BRIEF: The entries that follow should be written out exactly.

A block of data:
===

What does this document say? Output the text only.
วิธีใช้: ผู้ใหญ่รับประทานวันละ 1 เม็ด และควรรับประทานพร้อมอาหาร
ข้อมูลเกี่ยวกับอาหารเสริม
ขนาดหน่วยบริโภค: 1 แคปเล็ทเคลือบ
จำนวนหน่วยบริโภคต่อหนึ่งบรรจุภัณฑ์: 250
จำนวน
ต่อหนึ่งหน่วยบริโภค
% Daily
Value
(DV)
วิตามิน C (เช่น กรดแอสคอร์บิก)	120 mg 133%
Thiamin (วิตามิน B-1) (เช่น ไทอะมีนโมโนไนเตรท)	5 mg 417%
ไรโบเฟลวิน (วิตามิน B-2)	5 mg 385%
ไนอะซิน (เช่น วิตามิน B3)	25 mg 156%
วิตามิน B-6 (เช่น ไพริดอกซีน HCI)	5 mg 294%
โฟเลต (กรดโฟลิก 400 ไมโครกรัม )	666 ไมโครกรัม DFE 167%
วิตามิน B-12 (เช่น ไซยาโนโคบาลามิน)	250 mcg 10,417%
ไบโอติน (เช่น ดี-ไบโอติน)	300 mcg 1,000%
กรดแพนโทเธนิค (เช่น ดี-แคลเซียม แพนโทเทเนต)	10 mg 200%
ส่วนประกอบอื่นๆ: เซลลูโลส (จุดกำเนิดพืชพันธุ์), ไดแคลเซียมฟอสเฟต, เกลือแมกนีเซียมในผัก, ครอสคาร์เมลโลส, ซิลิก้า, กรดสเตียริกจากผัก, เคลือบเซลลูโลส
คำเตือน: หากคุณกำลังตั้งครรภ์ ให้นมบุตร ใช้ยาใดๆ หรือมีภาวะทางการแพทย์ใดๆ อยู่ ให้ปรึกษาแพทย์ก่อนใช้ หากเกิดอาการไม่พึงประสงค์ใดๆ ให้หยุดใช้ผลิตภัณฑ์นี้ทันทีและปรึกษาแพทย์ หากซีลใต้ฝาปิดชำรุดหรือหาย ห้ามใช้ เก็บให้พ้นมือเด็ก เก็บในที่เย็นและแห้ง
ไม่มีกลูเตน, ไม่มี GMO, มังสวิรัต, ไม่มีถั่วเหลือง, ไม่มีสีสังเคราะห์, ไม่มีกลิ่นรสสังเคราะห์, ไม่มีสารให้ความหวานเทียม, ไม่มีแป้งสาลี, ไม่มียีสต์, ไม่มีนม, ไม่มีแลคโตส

===

OUTPUT FOR THIS EXERCISE:
What does this document say? Output the text only.
วิธีใช้: ผู้ใหญ่รับประทานวันละ 1 เม็ด และควรรับประทานพร้อมอาหาร
ข้อมูลเกี่ยวกับอาหารเสริม
ขนาดหน่วยบริโภค: 1 แคปเล็ทเคลือบ
จำนวนหน่วยบริโภคต่อหนึ่งบรรจุภัณฑ์: 250
จำนวน
ต่อหนึ่งหน่วยบริโภค
% Daily
Value
(DV)
วิตามิน C (เช่น กรดแอสคอร์บิก)	120 mg 133%
Thiamin (วิตามิน B-1) (เช่น ไทอะมีนโมโนไนเตรท)	5 mg 417%
ไรโบเฟลวิน (วิตามิน B-2)	5 mg 385%
ไนอะซิน (เช่น วิตามิน B3)	25 mg 156%
วิตามิน B-6 (เช่น ไพริดอกซีน HCI)	5 mg 294%
โฟเลต (กรดโฟลิก 400 ไมโครกรัม )	666 ไมโครกรัม DFE 167%
วิตามิน B-12 (เช่น ไซยาโนโคบาลามิน)	250 mcg 10,417%
ไบโอติน (เช่น ดี-ไบโอติน)	300 mcg 1,000%
กรดแพนโทเธนิค (เช่น ดี-แคลเซียม แพนโทเทเนต)	10 mg 200%
ส่วนประกอบอื่นๆ: เซลลูโลส (จุดกำเนิดพืชพันธุ์), ไดแคลเซียมฟอสเฟต, เกลือแมกนีเซียมในผัก, ครอสคาร์เมลโลส, ซิลิก้า, กรดสเตียริกจากผัก, เคลือบเซลลูโลส
คำเตือน: หากคุณกำลังตั้งครรภ์ ให้นมบุตร ใช้ยาใดๆ หรือมีภาวะทางการแพทย์ใดๆ อยู่ ให้ปรึกษาแพทย์ก่อนใช้ หากเกิดอาการไม่พึงประสงค์ใดๆ ให้หยุดใช้ผลิตภัณฑ์นี้ทันทีและปรึกษาแพทย์ หากซีลใต้ฝาปิดชำรุดหรือหาย ห้ามใช้ เก็บให้พ้นมือเด็ก เก็บในที่เย็นและแห้ง
ไม่มีกลูเตน, ไม่มี GMO, มังสวิรัต, ไม่มีถั่วเหลือง, ไม่มีสีสังเคราะห์, ไม่มีกลิ่นรสสังเคราะห์, ไม่มีสารให้ความหวานเทียม, ไม่มีแป้งสาลี, ไม่มียีสต์, ไม่มีนม, ไม่มีแลคโตส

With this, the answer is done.